DO THIS: The listing below should be written out exactly; please include all of it.

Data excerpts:
— begin —

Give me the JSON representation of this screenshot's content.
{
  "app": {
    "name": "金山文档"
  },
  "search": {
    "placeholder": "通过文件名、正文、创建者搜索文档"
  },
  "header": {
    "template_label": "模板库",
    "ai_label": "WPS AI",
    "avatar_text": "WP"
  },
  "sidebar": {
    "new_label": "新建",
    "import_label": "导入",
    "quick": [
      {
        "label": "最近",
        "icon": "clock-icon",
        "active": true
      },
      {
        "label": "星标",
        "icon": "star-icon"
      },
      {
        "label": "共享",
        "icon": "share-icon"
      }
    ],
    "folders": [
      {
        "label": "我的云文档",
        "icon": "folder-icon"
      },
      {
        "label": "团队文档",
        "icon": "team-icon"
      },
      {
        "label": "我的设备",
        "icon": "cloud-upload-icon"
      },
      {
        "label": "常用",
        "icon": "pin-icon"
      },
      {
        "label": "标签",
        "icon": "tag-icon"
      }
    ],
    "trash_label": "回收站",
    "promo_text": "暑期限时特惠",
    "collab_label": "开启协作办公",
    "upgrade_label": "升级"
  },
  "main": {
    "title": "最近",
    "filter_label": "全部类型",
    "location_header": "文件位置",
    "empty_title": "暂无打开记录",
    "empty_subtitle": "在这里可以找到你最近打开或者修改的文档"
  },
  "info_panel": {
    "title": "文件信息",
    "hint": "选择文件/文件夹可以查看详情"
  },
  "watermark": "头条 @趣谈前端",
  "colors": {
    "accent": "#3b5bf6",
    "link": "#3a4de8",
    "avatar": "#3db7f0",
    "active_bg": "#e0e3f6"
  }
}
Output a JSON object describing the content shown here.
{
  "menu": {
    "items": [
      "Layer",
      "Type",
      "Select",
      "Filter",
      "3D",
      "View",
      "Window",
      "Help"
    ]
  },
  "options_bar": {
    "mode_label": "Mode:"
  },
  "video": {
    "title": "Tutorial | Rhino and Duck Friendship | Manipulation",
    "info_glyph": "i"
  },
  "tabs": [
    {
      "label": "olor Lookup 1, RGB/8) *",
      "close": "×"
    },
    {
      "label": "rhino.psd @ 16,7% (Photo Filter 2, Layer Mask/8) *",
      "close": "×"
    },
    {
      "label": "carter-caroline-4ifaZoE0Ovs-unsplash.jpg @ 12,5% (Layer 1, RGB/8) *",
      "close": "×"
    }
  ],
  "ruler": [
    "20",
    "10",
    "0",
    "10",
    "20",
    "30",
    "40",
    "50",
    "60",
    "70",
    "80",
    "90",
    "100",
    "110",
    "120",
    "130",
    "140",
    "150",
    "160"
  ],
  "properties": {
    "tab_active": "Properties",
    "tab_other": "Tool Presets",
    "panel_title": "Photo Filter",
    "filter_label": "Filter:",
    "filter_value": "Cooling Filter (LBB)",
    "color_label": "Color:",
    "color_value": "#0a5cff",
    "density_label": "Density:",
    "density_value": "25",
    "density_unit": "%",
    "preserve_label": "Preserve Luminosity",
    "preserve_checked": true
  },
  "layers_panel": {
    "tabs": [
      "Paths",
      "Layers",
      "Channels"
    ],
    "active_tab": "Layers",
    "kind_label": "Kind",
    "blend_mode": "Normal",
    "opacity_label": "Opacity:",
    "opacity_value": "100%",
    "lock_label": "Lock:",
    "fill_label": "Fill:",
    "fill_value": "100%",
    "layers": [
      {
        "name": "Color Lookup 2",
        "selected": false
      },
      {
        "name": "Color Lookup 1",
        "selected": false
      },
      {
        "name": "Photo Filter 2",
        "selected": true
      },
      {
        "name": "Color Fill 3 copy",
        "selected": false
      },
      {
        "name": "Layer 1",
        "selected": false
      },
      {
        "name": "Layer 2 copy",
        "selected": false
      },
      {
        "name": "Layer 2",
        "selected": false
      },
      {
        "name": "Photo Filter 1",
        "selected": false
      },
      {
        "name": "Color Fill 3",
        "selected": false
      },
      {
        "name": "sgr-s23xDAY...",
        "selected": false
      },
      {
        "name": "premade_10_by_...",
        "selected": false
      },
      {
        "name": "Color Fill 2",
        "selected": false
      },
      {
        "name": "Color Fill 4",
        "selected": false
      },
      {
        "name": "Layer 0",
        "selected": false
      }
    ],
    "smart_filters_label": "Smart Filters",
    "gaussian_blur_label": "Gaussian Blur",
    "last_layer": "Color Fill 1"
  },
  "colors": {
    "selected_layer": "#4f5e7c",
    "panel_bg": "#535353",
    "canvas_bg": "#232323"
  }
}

— end —

ANSWER FOR THE TASK:
Give me the JSON representation of this screenshot's content.
{
  "app": {
    "name": "金山文档"
  },
  "search": {
    "placeholder": "通过文件名、正文、创建者搜索文档"
  },
  "header": {
    "template_label": "模板库",
    "ai_label": "WPS AI",
    "avatar_text": "WP"
  },
  "sidebar": {
    "new_label": "新建",
    "import_label": "导入",
    "quick": [
      {
        "label": "最近",
        "icon": "clock-icon",
        "active": true
      },
      {
        "label": "星标",
        "icon": "star-icon"
      },
      {
        "label": "共享",
        "icon": "share-icon"
      }
    ],
    "folders": [
      {
        "label": "我的云文档",
        "icon": "folder-icon"
      },
      {
        "label": "团队文档",
        "icon": "team-icon"
      },
      {
        "label": "我的设备",
        "icon": "cloud-upload-icon"
      },
      {
        "label": "常用",
        "icon": "pin-icon"
      },
      {
        "label": "标签",
        "icon": "tag-icon"
      }
    ],
    "trash_label": "回收站",
    "promo_text": "暑期限时特惠",
    "collab_label": "开启协作办公",
    "upgrade_label": "升级"
  },
  "main": {
    "title": "最近",
    "filter_label": "全部类型",
    "location_header": "文件位置",
    "empty_title": "暂无打开记录",
    "empty_subtitle": "在这里可以找到你最近打开或者修改的文档"
  },
  "info_panel": {
    "title": "文件信息",
    "hint": "选择文件/文件夹可以查看详情"
  },
  "watermark": "头条 @趣谈前端",
  "colors": {
    "accent": "#3b5bf6",
    "link": "#3a4de8",
    "avatar": "#3db7f0",
    "active_bg": "#e0e3f6"
  }
}
Output a JSON object describing the content shown here.
{
  "menu": {
    "items": [
      "Layer",
      "Type",
      "Select",
      "Filter",
      "3D",
      "View",
      "Window",
      "Help"
    ]
  },
  "options_bar": {
    "mode_label": "Mode:"
  },
  "video": {
    "title": "Tutorial | Rhino and Duck Friendship | Manipulation",
    "info_glyph": "i"
  },
  "tabs": [
    {
      "label": "olor Lookup 1, RGB/8) *",
      "close": "×"
    },
    {
      "label": "rhino.psd @ 16,7% (Photo Filter 2, Layer Mask/8) *",
      "close": "×"
    },
    {
      "label": "carter-caroline-4ifaZoE0Ovs-unsplash.jpg @ 12,5% (Layer 1, RGB/8) *",
      "close": "×"
    }
  ],
  "ruler": [
    "20",
    "10",
    "0",
    "10",
    "20",
    "30",
    "40",
    "50",
    "60",
    "70",
    "80",
    "90",
    "100",
    "110",
    "120",
    "130",
    "140",
    "150",
    "160"
  ],
  "properties": {
    "tab_active": "Properties",
    "tab_other": "Tool Presets",
    "panel_title": "Photo Filter",
    "filter_label": "Filter:",
    "filter_value": "Cooling Filter (LBB)",
    "color_label": "Color:",
    "color_value": "#0a5cff",
    "density_label": "Density:",
    "density_value": "25",
    "density_unit": "%",
    "preserve_label": "Preserve Luminosity",
    "preserve_checked": true
  },
  "layers_panel": {
    "tabs": [
      "Paths",
      "Layers",
      "Channels"
    ],
    "active_tab": "Layers",
    "kind_label": "Kind",
    "blend_mode": "Normal",
    "opacity_label": "Opacity:",
    "opacity_value": "100%",
    "lock_label": "Lock:",
    "fill_label": "Fill:",
    "fill_value": "100%",
    "layers": [
      {
        "name": "Color Lookup 2",
        "selected": false
      },
      {
        "name": "Color Lookup 1",
        "selected": false
      },
      {
        "name": "Photo Filter 2",
        "selected": true
      },
      {
        "name": "Color Fill 3 copy",
        "selected": false
      },
      {
        "name": "Layer 1",
        "selected": false
      },
      {
        "name": "Layer 2 copy",
        "selected": false
      },
      {
        "name": "Layer 2",
        "selected": false
      },
      {
        "name": "Photo Filter 1",
        "selected": false
      },
      {
        "name": "Color Fill 3",
        "selected": false
      },
      {
        "name": "sgr-s23xDAY...",
        "selected": false
      },
      {
        "name": "premade_10_by_...",
        "selected": false
      },
      {
        "name": "Color Fill 2",
        "selected": false
      },
      {
        "name": "Color Fill 4",
        "selected": false
      },
      {
        "name": "Layer 0",
        "selected": false
      }
    ],
    "smart_filters_label": "Smart Filters",
    "gaussian_blur_label": "Gaussian Blur",
    "last_layer": "Color Fill 1"
  },
  "colors": {
    "selected_layer": "#4f5e7c",
    "panel_bg": "#535353",
    "canvas_bg": "#232323"
  }
}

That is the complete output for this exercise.